▸ Required work
Could you write out the records below exactly as they appear, leaving out any pictures?

▸ Entries taken from a collection
--- Begin ---

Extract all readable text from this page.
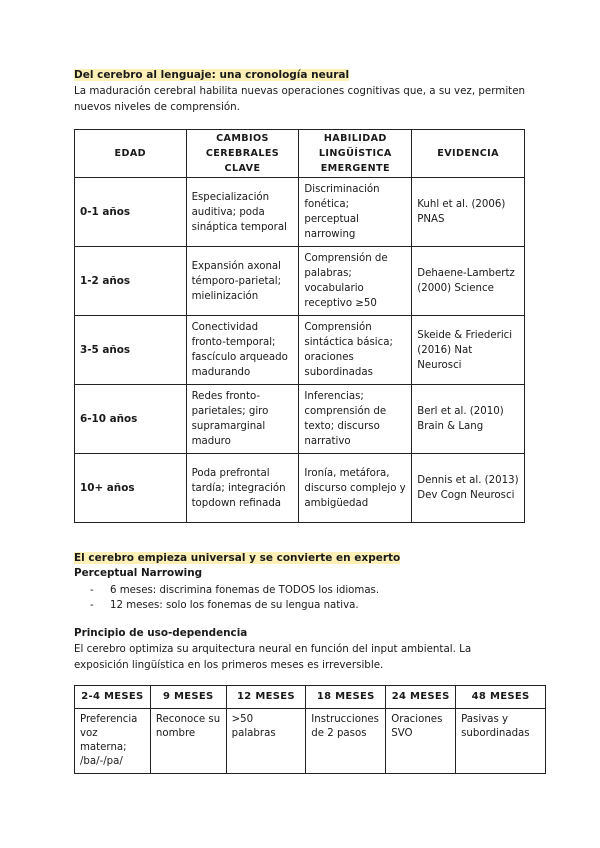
Del cerebro al lenguaje: una cronología neural

La maduración cerebral habilita nuevas operaciones cognitivas que, a su vez, permiten nuevos niveles de comprensión.

EDAD	CAMBIOS CEREBRALES CLAVE	HABILIDAD LINGÜÍSTICA EMERGENTE	EVIDENCIA
0-1 años	Especialización auditiva; poda sináptica temporal	Discriminación fonética; perceptual narrowing	Kuhl et al. (2006) PNAS
1-2 años	Expansión axonal témporo-parietal; mielinización	Comprensión de palabras; vocabulario receptivo ≥50	Dehaene-Lambertz (2000) Science
3-5 años	Conectividad fronto-temporal; fascículo arqueado madurando	Comprensión sintáctica básica; oraciones subordinadas	Skeide & Friederici (2016) Nat Neurosci
6-10 años	Redes fronto-parietales; giro supramarginal maduro	Inferencias; comprensión de texto; discurso narrativo	Berl et al. (2010) Brain & Lang
10+ años	Poda prefrontal tardía; integración topdown refinada	Ironía, metáfora, discurso complejo y ambigüedad	Dennis et al. (2013) Dev Cogn Neurosci

El cerebro empieza universal y se convierte en experto

Perceptual Narrowing

- 6 meses: discrimina fonemas de TODOS los idiomas.
- 12 meses: solo los fonemas de su lengua nativa.

Principio de uso-dependencia

El cerebro optimiza su arquitectura neural en función del input ambiental. La exposición lingüística en los primeros meses es irreversible.

2-4 MESES	9 MESES	12 MESES	18 MESES	24 MESES	48 MESES
Preferencia voz materna; /ba/-/pa/	Reconoce su nombre	>50 palabras	Instrucciones de 2 pasos	Oraciones SVO	Pasivas y subordinadas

--- End ---

▸ Expected answer
Extract all readable text from this page.
Del cerebro al lenguaje: una cronología neural

La maduración cerebral habilita nuevas operaciones cognitivas que, a su vez, permiten nuevos niveles de comprensión.

EDAD	CAMBIOS CEREBRALES CLAVE	HABILIDAD LINGÜÍSTICA EMERGENTE	EVIDENCIA
0-1 años	Especialización auditiva; poda sináptica temporal	Discriminación fonética; perceptual narrowing	Kuhl et al. (2006) PNAS
1-2 años	Expansión axonal témporo-parietal; mielinización	Comprensión de palabras; vocabulario receptivo ≥50	Dehaene-Lambertz (2000) Science
3-5 años	Conectividad fronto-temporal; fascículo arqueado madurando	Comprensión sintáctica básica; oraciones subordinadas	Skeide & Friederici (2016) Nat Neurosci
6-10 años	Redes fronto-parietales; giro supramarginal maduro	Inferencias; comprensión de texto; discurso narrativo	Berl et al. (2010) Brain & Lang
10+ años	Poda prefrontal tardía; integración topdown refinada	Ironía, metáfora, discurso complejo y ambigüedad	Dennis et al. (2013) Dev Cogn Neurosci

El cerebro empieza universal y se convierte en experto

Perceptual Narrowing

- 6 meses: discrimina fonemas de TODOS los idiomas.
- 12 meses: solo los fonemas de su lengua nativa.

Principio de uso-dependencia

El cerebro optimiza su arquitectura neural en función del input ambiental. La exposición lingüística en los primeros meses es irreversible.

2-4 MESES	9 MESES	12 MESES	18 MESES	24 MESES	48 MESES
Preferencia voz materna; /ba/-/pa/	Reconoce su nombre	>50 palabras	Instrucciones de 2 pasos	Oraciones SVO	Pasivas y subordinadas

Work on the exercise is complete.